* begin *

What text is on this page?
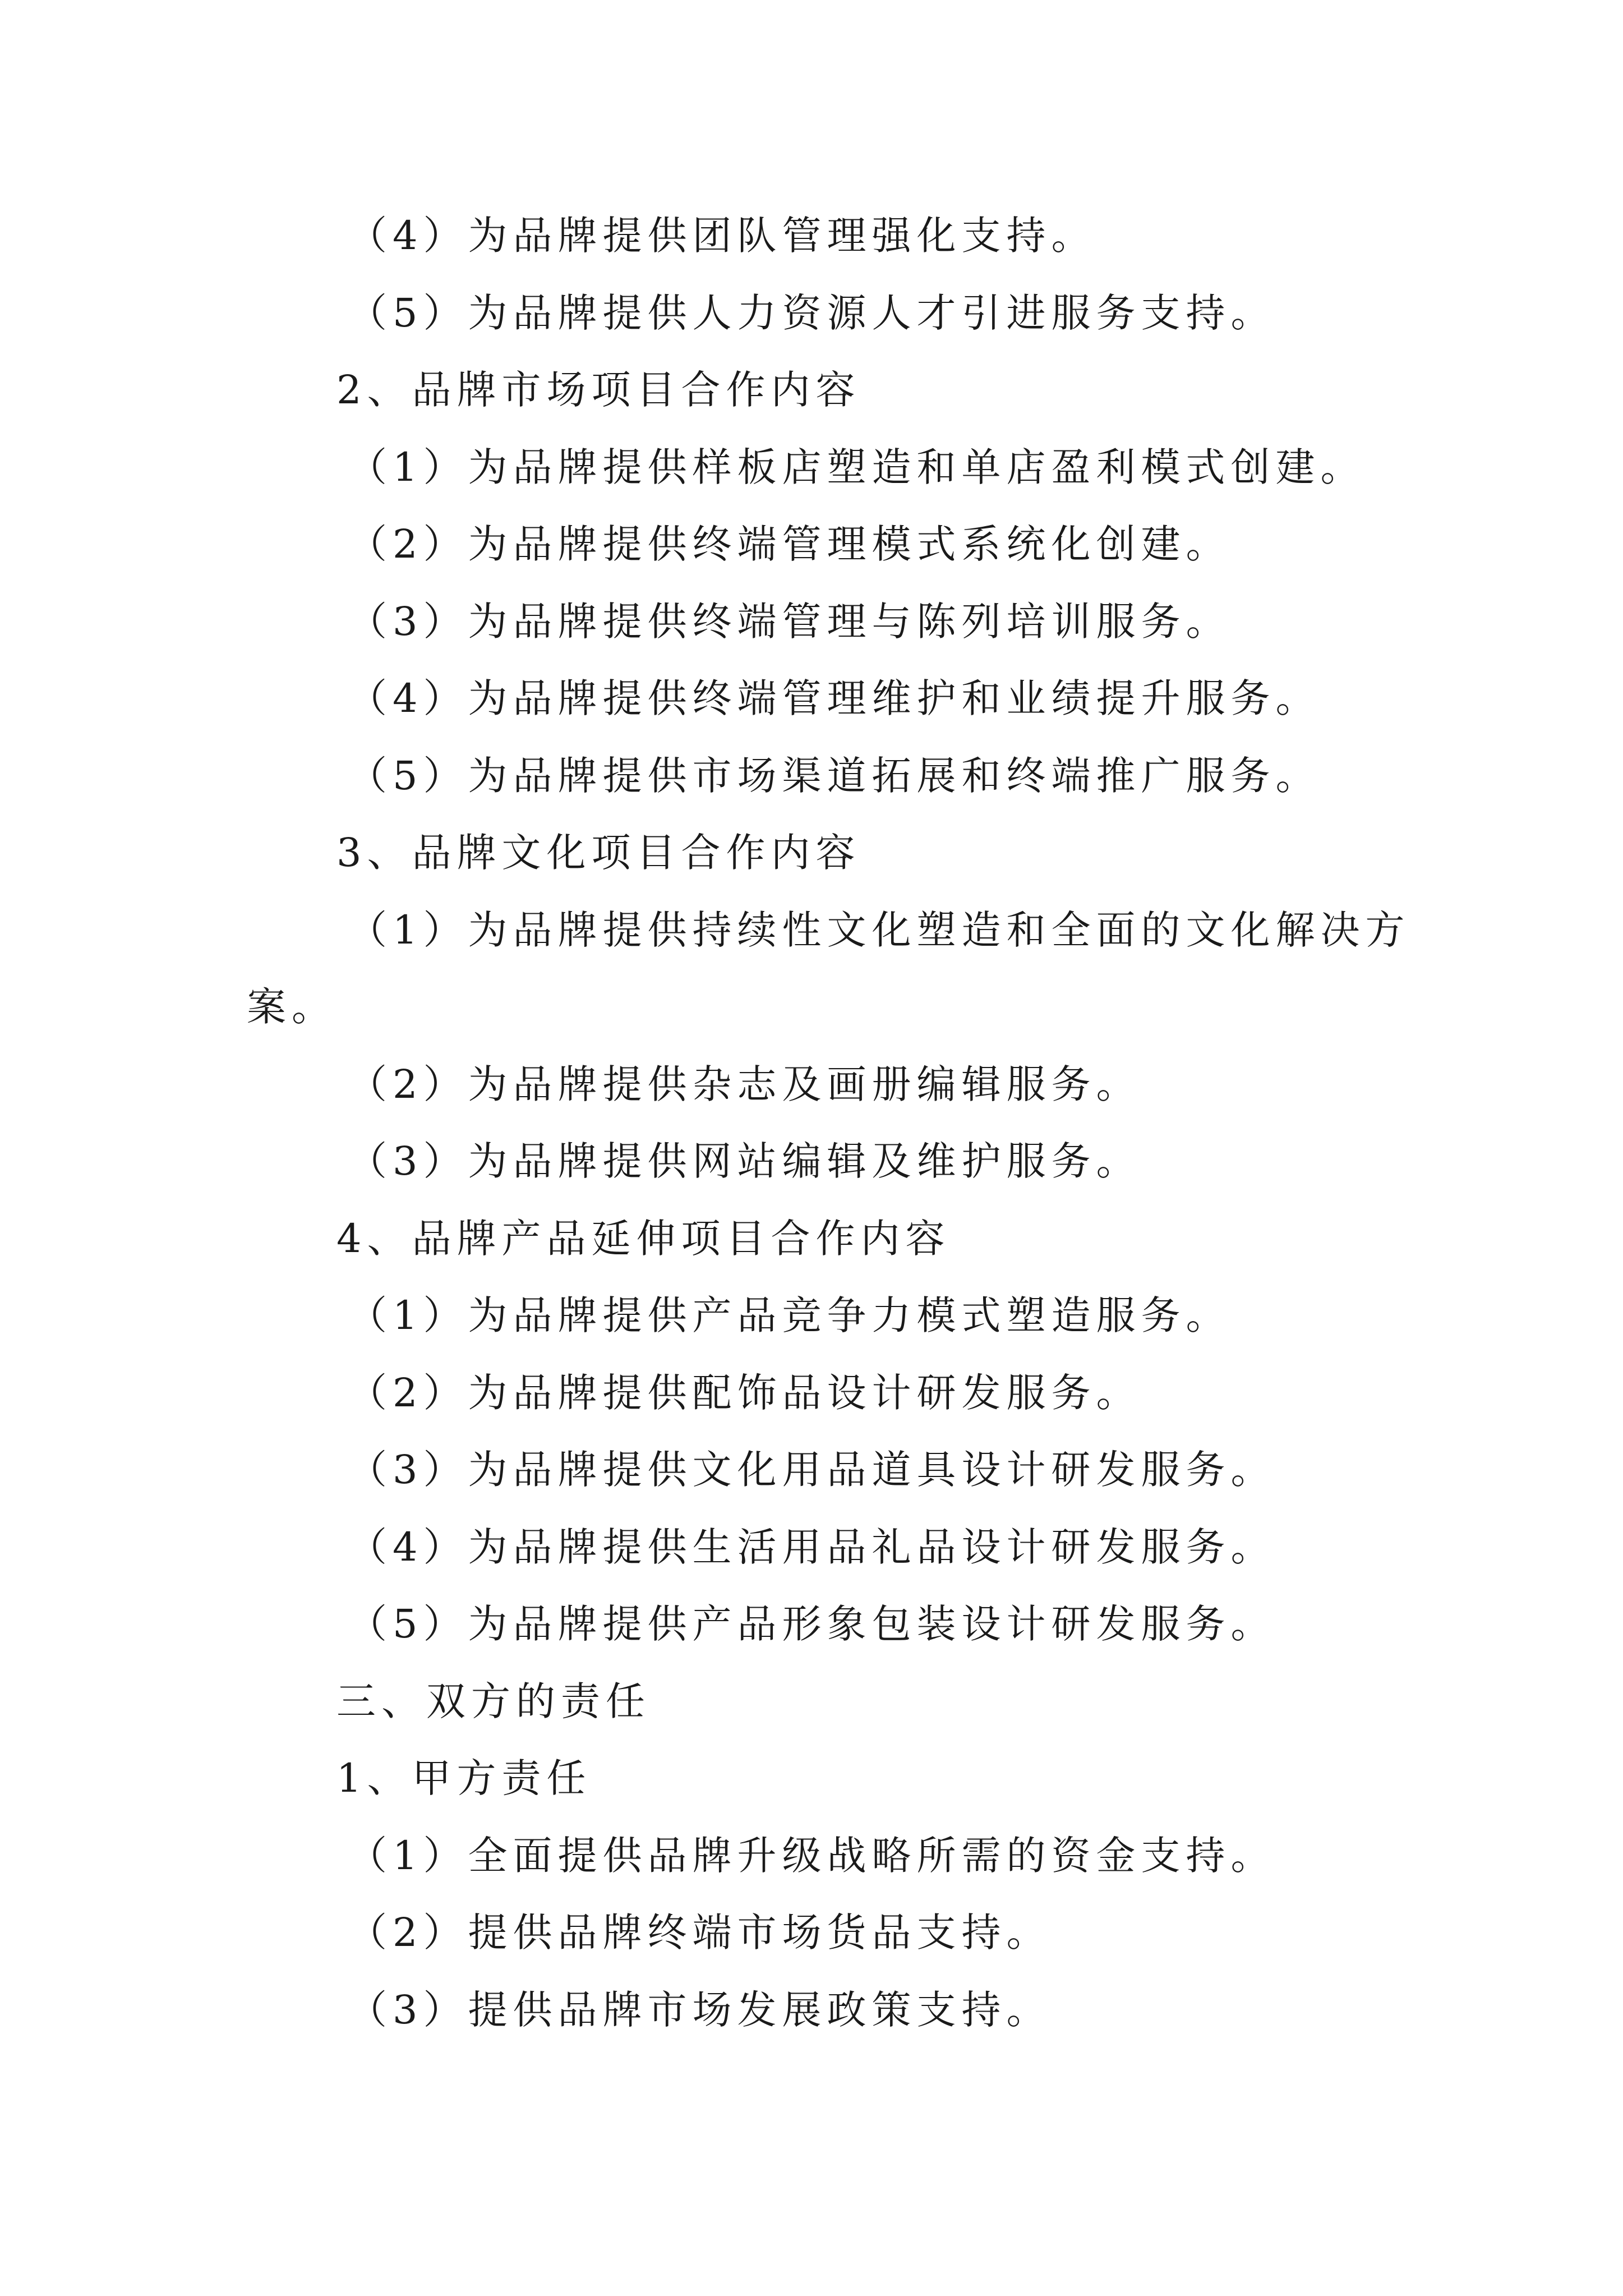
（4）为品牌提供团队管理强化支持。
（5）为品牌提供人力资源人才引进服务支持。
2、品牌市场项目合作内容
（1）为品牌提供样板店塑造和单店盈利模式创建。
（2）为品牌提供终端管理模式系统化创建。
（3）为品牌提供终端管理与陈列培训服务。
（4）为品牌提供终端管理维护和业绩提升服务。
（5）为品牌提供市场渠道拓展和终端推广服务。
3、品牌文化项目合作内容
（1）为品牌提供持续性文化塑造和全面的文化解决方
案。
（2）为品牌提供杂志及画册编辑服务。
（3）为品牌提供网站编辑及维护服务。
4、品牌产品延伸项目合作内容
（1）为品牌提供产品竞争力模式塑造服务。
（2）为品牌提供配饰品设计研发服务。
（3）为品牌提供文化用品道具设计研发服务。
（4）为品牌提供生活用品礼品设计研发服务。
（5）为品牌提供产品形象包装设计研发服务。
三、双方的责任
1、甲方责任
（1）全面提供品牌升级战略所需的资金支持。
（2）提供品牌终端市场货品支持。
（3）提供品牌市场发展政策支持。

* end *

• _DIRECTION_: Reproduce every line precisely as given, omitting all pictures.

• _TASK SOLUTION_:
What text is on this page?
（4）为品牌提供团队管理强化支持。
（5）为品牌提供人力资源人才引进服务支持。
2、品牌市场项目合作内容
（1）为品牌提供样板店塑造和单店盈利模式创建。
（2）为品牌提供终端管理模式系统化创建。
（3）为品牌提供终端管理与陈列培训服务。
（4）为品牌提供终端管理维护和业绩提升服务。
（5）为品牌提供市场渠道拓展和终端推广服务。
3、品牌文化项目合作内容
（1）为品牌提供持续性文化塑造和全面的文化解决方
案。
（2）为品牌提供杂志及画册编辑服务。
（3）为品牌提供网站编辑及维护服务。
4、品牌产品延伸项目合作内容
（1）为品牌提供产品竞争力模式塑造服务。
（2）为品牌提供配饰品设计研发服务。
（3）为品牌提供文化用品道具设计研发服务。
（4）为品牌提供生活用品礼品设计研发服务。
（5）为品牌提供产品形象包装设计研发服务。
三、双方的责任
1、甲方责任
（1）全面提供品牌升级战略所需的资金支持。
（2）提供品牌终端市场货品支持。
（3）提供品牌市场发展政策支持。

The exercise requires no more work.